Exercise details: Reply with only the number of lines that contain the string "تولید".

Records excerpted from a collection
----------------

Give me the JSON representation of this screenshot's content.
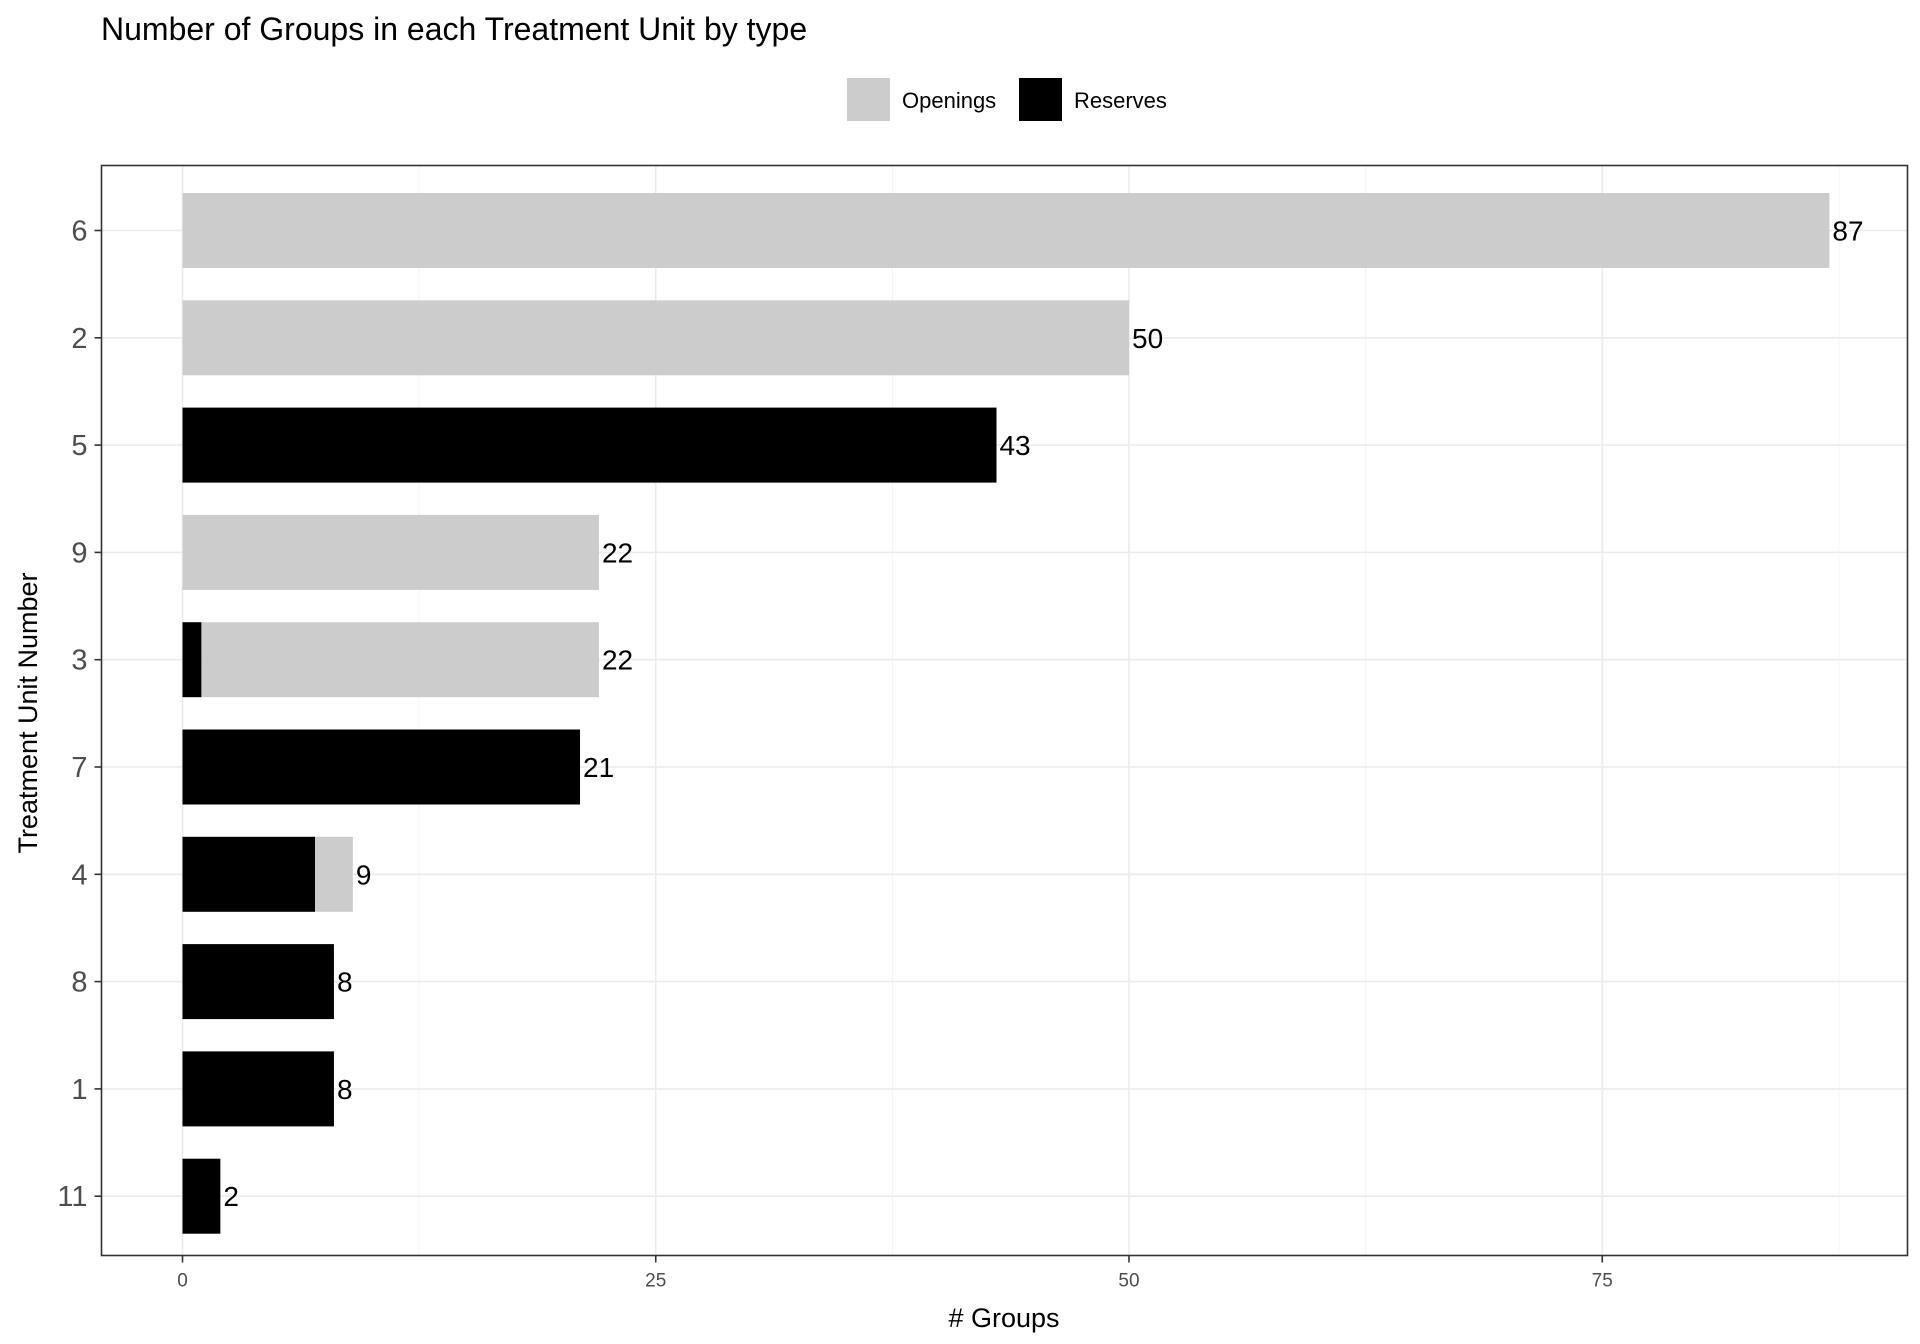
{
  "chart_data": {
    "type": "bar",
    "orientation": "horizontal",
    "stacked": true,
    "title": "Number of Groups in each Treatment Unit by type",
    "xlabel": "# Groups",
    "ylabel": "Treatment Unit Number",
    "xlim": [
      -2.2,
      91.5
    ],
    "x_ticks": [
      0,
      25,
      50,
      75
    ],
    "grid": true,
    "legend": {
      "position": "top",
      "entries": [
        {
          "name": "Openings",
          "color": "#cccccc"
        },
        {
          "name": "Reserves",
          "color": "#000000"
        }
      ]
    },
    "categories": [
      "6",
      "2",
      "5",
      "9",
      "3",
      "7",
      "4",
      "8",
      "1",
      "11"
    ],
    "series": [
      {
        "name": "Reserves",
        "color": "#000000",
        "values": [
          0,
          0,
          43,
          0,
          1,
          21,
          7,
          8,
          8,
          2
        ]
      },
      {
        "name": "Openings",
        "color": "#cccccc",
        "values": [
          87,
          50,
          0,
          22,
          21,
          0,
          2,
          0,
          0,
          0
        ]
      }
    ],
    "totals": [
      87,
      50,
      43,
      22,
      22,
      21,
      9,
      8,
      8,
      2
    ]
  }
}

----------------

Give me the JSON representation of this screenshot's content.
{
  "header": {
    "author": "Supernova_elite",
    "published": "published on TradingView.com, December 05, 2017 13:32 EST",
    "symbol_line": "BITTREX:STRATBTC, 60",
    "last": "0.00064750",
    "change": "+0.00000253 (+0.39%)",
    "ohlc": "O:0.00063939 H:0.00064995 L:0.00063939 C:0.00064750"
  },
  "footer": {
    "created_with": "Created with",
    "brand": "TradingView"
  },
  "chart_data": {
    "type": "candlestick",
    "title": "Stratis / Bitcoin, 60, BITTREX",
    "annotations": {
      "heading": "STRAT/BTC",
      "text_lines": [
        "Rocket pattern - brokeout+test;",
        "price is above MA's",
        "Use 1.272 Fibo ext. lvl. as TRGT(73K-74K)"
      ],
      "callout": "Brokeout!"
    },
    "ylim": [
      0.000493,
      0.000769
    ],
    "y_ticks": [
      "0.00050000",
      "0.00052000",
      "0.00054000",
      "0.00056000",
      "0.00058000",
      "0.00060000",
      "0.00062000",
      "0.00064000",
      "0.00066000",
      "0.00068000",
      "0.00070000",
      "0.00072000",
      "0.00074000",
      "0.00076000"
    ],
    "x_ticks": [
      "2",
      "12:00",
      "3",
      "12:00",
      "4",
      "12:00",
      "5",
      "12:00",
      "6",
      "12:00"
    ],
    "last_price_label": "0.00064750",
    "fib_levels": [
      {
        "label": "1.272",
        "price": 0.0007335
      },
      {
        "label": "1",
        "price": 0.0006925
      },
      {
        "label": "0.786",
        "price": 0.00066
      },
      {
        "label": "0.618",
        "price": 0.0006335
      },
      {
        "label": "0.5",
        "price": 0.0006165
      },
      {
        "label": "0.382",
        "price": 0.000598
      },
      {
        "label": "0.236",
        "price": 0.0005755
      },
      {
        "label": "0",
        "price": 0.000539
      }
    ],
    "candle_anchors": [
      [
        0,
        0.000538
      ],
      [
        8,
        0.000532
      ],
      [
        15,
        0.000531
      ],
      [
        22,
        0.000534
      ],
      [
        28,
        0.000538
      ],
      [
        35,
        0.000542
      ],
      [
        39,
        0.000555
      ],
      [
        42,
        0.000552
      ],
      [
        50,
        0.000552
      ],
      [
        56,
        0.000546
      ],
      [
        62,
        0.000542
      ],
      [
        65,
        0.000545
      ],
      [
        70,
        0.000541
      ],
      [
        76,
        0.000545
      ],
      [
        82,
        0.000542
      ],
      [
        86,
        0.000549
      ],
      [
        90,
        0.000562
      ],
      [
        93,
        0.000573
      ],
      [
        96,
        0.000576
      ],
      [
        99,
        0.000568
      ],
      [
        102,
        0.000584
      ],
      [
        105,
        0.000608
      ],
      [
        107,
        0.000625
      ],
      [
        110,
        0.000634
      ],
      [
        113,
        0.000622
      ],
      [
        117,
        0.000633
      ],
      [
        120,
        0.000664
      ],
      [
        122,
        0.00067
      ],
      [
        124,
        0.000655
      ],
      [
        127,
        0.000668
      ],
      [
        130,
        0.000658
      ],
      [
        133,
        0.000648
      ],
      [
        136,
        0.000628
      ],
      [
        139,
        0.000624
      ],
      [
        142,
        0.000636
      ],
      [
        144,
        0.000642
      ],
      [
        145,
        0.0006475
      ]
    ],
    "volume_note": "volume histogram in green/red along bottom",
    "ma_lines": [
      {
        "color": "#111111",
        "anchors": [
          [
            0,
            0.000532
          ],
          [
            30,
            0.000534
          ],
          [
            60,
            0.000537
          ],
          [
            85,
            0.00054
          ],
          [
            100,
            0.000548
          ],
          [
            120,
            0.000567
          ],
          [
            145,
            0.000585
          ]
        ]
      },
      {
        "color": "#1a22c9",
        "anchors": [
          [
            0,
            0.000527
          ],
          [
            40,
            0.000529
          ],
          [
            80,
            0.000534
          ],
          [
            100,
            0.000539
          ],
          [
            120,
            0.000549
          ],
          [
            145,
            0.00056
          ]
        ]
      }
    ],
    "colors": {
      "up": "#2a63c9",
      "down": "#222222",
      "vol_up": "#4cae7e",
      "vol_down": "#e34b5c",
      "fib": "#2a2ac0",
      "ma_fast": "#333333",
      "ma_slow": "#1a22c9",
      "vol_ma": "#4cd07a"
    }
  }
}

----------------

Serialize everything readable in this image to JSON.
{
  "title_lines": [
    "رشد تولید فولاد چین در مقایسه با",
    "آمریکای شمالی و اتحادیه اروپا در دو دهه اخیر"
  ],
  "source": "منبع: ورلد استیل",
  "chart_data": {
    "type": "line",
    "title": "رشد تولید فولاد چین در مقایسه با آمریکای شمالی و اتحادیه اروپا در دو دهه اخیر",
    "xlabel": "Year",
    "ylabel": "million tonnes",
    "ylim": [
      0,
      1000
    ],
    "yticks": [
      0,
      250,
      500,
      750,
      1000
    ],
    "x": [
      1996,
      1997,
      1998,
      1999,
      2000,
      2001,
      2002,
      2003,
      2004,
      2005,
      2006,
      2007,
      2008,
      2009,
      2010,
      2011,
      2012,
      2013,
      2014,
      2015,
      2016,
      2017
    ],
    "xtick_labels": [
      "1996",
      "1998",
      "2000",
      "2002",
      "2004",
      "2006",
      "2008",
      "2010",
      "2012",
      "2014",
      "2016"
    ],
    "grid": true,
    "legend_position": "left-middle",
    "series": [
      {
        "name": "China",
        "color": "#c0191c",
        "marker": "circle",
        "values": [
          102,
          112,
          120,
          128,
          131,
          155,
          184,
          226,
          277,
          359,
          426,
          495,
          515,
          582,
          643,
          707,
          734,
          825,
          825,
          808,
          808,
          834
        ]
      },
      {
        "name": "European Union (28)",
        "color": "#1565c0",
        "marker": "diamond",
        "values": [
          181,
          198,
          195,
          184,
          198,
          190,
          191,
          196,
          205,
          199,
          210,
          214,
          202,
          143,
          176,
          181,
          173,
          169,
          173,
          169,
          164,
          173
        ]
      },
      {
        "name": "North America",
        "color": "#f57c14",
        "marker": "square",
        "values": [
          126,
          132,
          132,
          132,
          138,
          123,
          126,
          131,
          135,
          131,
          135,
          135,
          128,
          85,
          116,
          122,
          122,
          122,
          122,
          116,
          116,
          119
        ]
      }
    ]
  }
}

----------------

Task output: 2